SHORT PROBLEM >>
Give nothing except the number of lines containing the word "xlabel".

STORED DATA >>
>> BEGIN

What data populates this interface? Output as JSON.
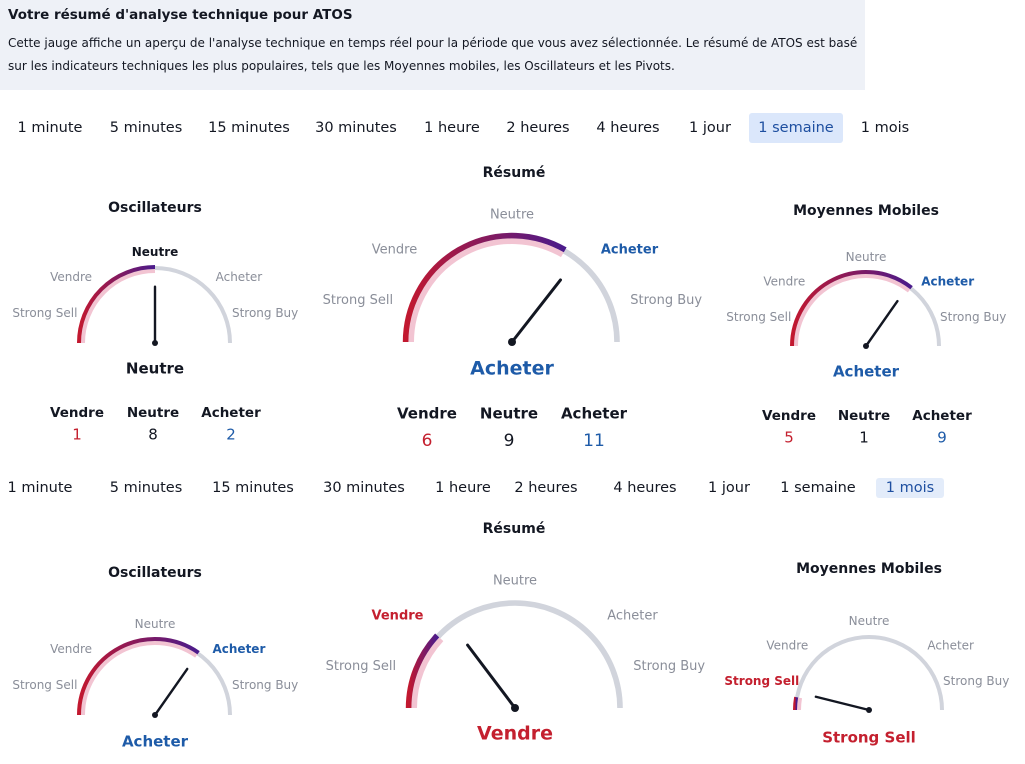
{
  "header": {
    "title": "Votre résumé d'analyse technique pour ATOS",
    "description_line1": "Cette jauge affiche un aperçu de l'analyse technique en temps réel pour la période que vous avez sélectionnée. Le résumé de ATOS est basé",
    "description_line2": "sur les indicateurs techniques les plus populaires, tels que les Moyennes mobiles, les  Oscillateurs et les Pivots."
  },
  "panels": [
    {
      "tabs": [
        "1 minute",
        "5 minutes",
        "15 minutes",
        "30 minutes",
        "1 heure",
        "2 heures",
        "4 heures",
        "1 jour",
        "1 semaine",
        "1 mois"
      ],
      "active_tab": 8,
      "summary_title": "Résumé",
      "gauges": [
        {
          "title": "Oscillateurs",
          "scale": [
            "Strong Sell",
            "Vendre",
            "Neutre",
            "Acheter",
            "Strong Buy"
          ],
          "result": "Neutre",
          "count_labels": [
            "Vendre",
            "Neutre",
            "Acheter"
          ],
          "count_values": [
            1,
            8,
            2
          ]
        },
        {
          "title": null,
          "scale": [
            "Strong Sell",
            "Vendre",
            "Neutre",
            "Acheter",
            "Strong Buy"
          ],
          "result": "Acheter",
          "count_labels": [
            "Vendre",
            "Neutre",
            "Acheter"
          ],
          "count_values": [
            6,
            9,
            11
          ]
        },
        {
          "title": "Moyennes Mobiles",
          "scale": [
            "Strong Sell",
            "Vendre",
            "Neutre",
            "Acheter",
            "Strong Buy"
          ],
          "result": "Acheter",
          "count_labels": [
            "Vendre",
            "Neutre",
            "Acheter"
          ],
          "count_values": [
            5,
            1,
            9
          ]
        }
      ]
    },
    {
      "tabs": [
        "1 minute",
        "5 minutes",
        "15 minutes",
        "30 minutes",
        "1 heure",
        "2 heures",
        "4 heures",
        "1 jour",
        "1 semaine",
        "1 mois"
      ],
      "active_tab": 9,
      "summary_title": "Résumé",
      "gauges": [
        {
          "title": "Oscillateurs",
          "scale": [
            "Strong Sell",
            "Vendre",
            "Neutre",
            "Acheter",
            "Strong Buy"
          ],
          "result": "Acheter"
        },
        {
          "title": null,
          "scale": [
            "Strong Sell",
            "Vendre",
            "Neutre",
            "Acheter",
            "Strong Buy"
          ],
          "result": "Vendre"
        },
        {
          "title": "Moyennes Mobiles",
          "scale": [
            "Strong Sell",
            "Vendre",
            "Neutre",
            "Acheter",
            "Strong Buy"
          ],
          "result": "Strong Sell"
        }
      ]
    }
  ]
}
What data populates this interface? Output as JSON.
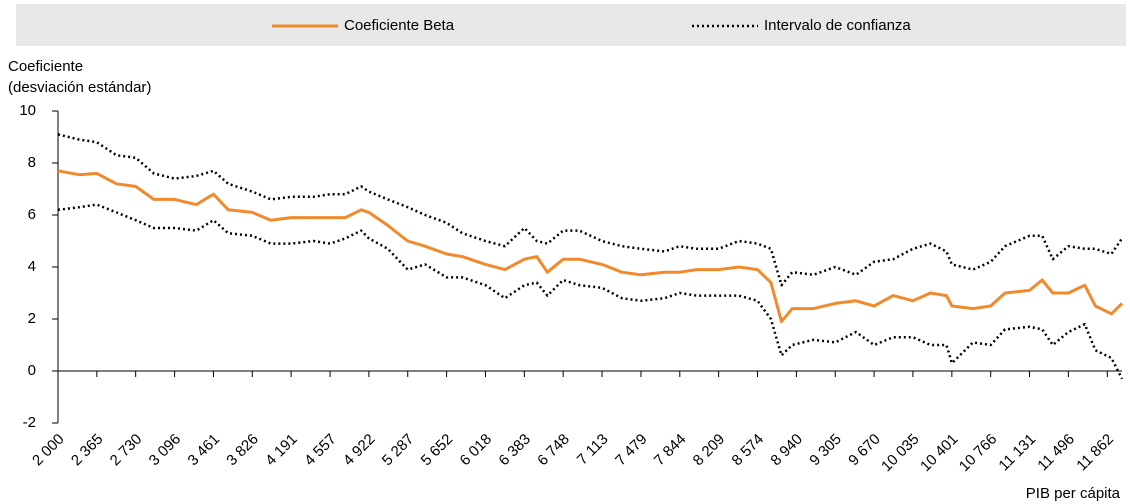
{
  "chart_data": {
    "type": "line",
    "ylabel": [
      "Coeficiente",
      "(desviación estándar)"
    ],
    "xlabel": "PIB per cápita",
    "x": [
      2000,
      2200,
      2365,
      2550,
      2730,
      2900,
      3096,
      3300,
      3461,
      3600,
      3826,
      4000,
      4191,
      4400,
      4557,
      4700,
      4850,
      4922,
      5100,
      5287,
      5450,
      5652,
      5800,
      6018,
      6200,
      6383,
      6500,
      6600,
      6748,
      6900,
      7113,
      7300,
      7479,
      7700,
      7844,
      8000,
      8209,
      8400,
      8574,
      8700,
      8800,
      8900,
      9100,
      9305,
      9500,
      9670,
      9850,
      10035,
      10200,
      10350,
      10401,
      10600,
      10766,
      10900,
      11131,
      11250,
      11350,
      11496,
      11650,
      11750,
      11900,
      12000
    ],
    "series": [
      {
        "name": "Coeficiente Beta",
        "color": "#f08a2c",
        "style": "solid",
        "values": [
          7.7,
          7.55,
          7.6,
          7.2,
          7.1,
          6.6,
          6.6,
          6.4,
          6.8,
          6.2,
          6.1,
          5.8,
          5.9,
          5.9,
          5.9,
          5.9,
          6.2,
          6.1,
          5.6,
          5.0,
          4.8,
          4.5,
          4.4,
          4.1,
          3.9,
          4.3,
          4.4,
          3.8,
          4.3,
          4.3,
          4.1,
          3.8,
          3.7,
          3.8,
          3.8,
          3.9,
          3.9,
          4.0,
          3.9,
          3.4,
          1.9,
          2.4,
          2.4,
          2.6,
          2.7,
          2.5,
          2.9,
          2.7,
          3.0,
          2.9,
          2.5,
          2.4,
          2.5,
          3.0,
          3.1,
          3.5,
          3.0,
          3.0,
          3.3,
          2.5,
          2.2,
          2.6
        ]
      },
      {
        "name": "Intervalo de confianza",
        "color": "#000000",
        "style": "dotted",
        "values": [
          9.1,
          8.9,
          8.8,
          8.3,
          8.2,
          7.6,
          7.4,
          7.5,
          7.7,
          7.2,
          6.9,
          6.6,
          6.7,
          6.7,
          6.8,
          6.8,
          7.1,
          6.9,
          6.6,
          6.3,
          6.0,
          5.7,
          5.3,
          5.0,
          4.8,
          5.5,
          5.0,
          4.9,
          5.4,
          5.4,
          5.0,
          4.8,
          4.7,
          4.6,
          4.8,
          4.7,
          4.7,
          5.0,
          4.9,
          4.7,
          3.3,
          3.8,
          3.7,
          4.0,
          3.7,
          4.2,
          4.3,
          4.7,
          4.9,
          4.6,
          4.1,
          3.9,
          4.2,
          4.8,
          5.2,
          5.2,
          4.3,
          4.8,
          4.7,
          4.7,
          4.5,
          5.1
        ]
      },
      {
        "color": "#000000",
        "style": "dotted",
        "values": [
          6.2,
          6.3,
          6.4,
          6.1,
          5.8,
          5.5,
          5.5,
          5.4,
          5.8,
          5.3,
          5.2,
          4.9,
          4.9,
          5.0,
          4.9,
          5.1,
          5.4,
          5.1,
          4.7,
          3.9,
          4.1,
          3.6,
          3.6,
          3.3,
          2.8,
          3.3,
          3.4,
          2.9,
          3.5,
          3.3,
          3.2,
          2.8,
          2.7,
          2.8,
          3.0,
          2.9,
          2.9,
          2.9,
          2.7,
          2.0,
          0.6,
          1.0,
          1.2,
          1.1,
          1.5,
          1.0,
          1.3,
          1.3,
          1.0,
          1.0,
          0.3,
          1.1,
          1.0,
          1.6,
          1.7,
          1.6,
          1.0,
          1.5,
          1.8,
          0.8,
          0.5,
          -0.3
        ]
      }
    ],
    "xlim": [
      2000,
      12000
    ],
    "xticks": [
      {
        "value": 2000,
        "label": "2 000"
      },
      {
        "value": 2365,
        "label": "2 365"
      },
      {
        "value": 2730,
        "label": "2 730"
      },
      {
        "value": 3096,
        "label": "3 096"
      },
      {
        "value": 3461,
        "label": "3 461"
      },
      {
        "value": 3826,
        "label": "3 826"
      },
      {
        "value": 4191,
        "label": "4 191"
      },
      {
        "value": 4557,
        "label": "4 557"
      },
      {
        "value": 4922,
        "label": "4 922"
      },
      {
        "value": 5287,
        "label": "5 287"
      },
      {
        "value": 5652,
        "label": "5 652"
      },
      {
        "value": 6018,
        "label": "6 018"
      },
      {
        "value": 6383,
        "label": "6 383"
      },
      {
        "value": 6748,
        "label": "6 748"
      },
      {
        "value": 7113,
        "label": "7 113"
      },
      {
        "value": 7479,
        "label": "7 479"
      },
      {
        "value": 7844,
        "label": "7 844"
      },
      {
        "value": 8209,
        "label": "8 209"
      },
      {
        "value": 8574,
        "label": "8 574"
      },
      {
        "value": 8940,
        "label": "8 940"
      },
      {
        "value": 9305,
        "label": "9 305"
      },
      {
        "value": 9670,
        "label": "9 670"
      },
      {
        "value": 10035,
        "label": "10 035"
      },
      {
        "value": 10401,
        "label": "10 401"
      },
      {
        "value": 10766,
        "label": "10 766"
      },
      {
        "value": 11131,
        "label": "11 131"
      },
      {
        "value": 11496,
        "label": "11 496"
      },
      {
        "value": 11862,
        "label": "11 862"
      }
    ],
    "ylim": [
      -2,
      10
    ],
    "yticks": [
      -2,
      0,
      2,
      4,
      6,
      8,
      10
    ],
    "grid": false,
    "legend": "top"
  }
}
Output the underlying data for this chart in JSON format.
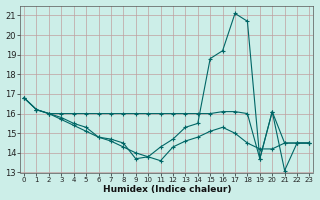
{
  "xlabel": "Humidex (Indice chaleur)",
  "bg_color": "#cceee8",
  "grid_color": "#c0a0a0",
  "line_color": "#006666",
  "xlim": [
    -0.3,
    23.3
  ],
  "ylim": [
    13,
    21.5
  ],
  "yticks": [
    13,
    14,
    15,
    16,
    17,
    18,
    19,
    20,
    21
  ],
  "xticks": [
    0,
    1,
    2,
    3,
    4,
    5,
    6,
    7,
    8,
    9,
    10,
    11,
    12,
    13,
    14,
    15,
    16,
    17,
    18,
    19,
    20,
    21,
    22,
    23
  ],
  "series": [
    [
      16.8,
      16.2,
      16.0,
      15.8,
      15.5,
      15.3,
      14.8,
      14.7,
      14.5,
      13.7,
      13.8,
      14.3,
      14.7,
      15.3,
      15.5,
      18.8,
      19.2,
      21.1,
      20.7,
      13.7,
      16.1,
      13.1,
      14.5,
      14.5
    ],
    [
      16.8,
      16.2,
      16.0,
      16.0,
      16.0,
      16.0,
      16.0,
      16.0,
      16.0,
      16.0,
      16.0,
      16.0,
      16.0,
      16.0,
      16.0,
      16.0,
      16.1,
      16.1,
      16.0,
      13.7,
      16.1,
      14.5,
      14.5,
      14.5
    ],
    [
      16.8,
      16.2,
      16.0,
      15.7,
      15.4,
      15.1,
      14.8,
      14.6,
      14.3,
      14.0,
      13.8,
      13.6,
      14.3,
      14.6,
      14.8,
      15.1,
      15.3,
      15.0,
      14.5,
      14.2,
      14.2,
      14.5,
      14.5,
      14.5
    ]
  ]
}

>> END

TASK RESULT >>
2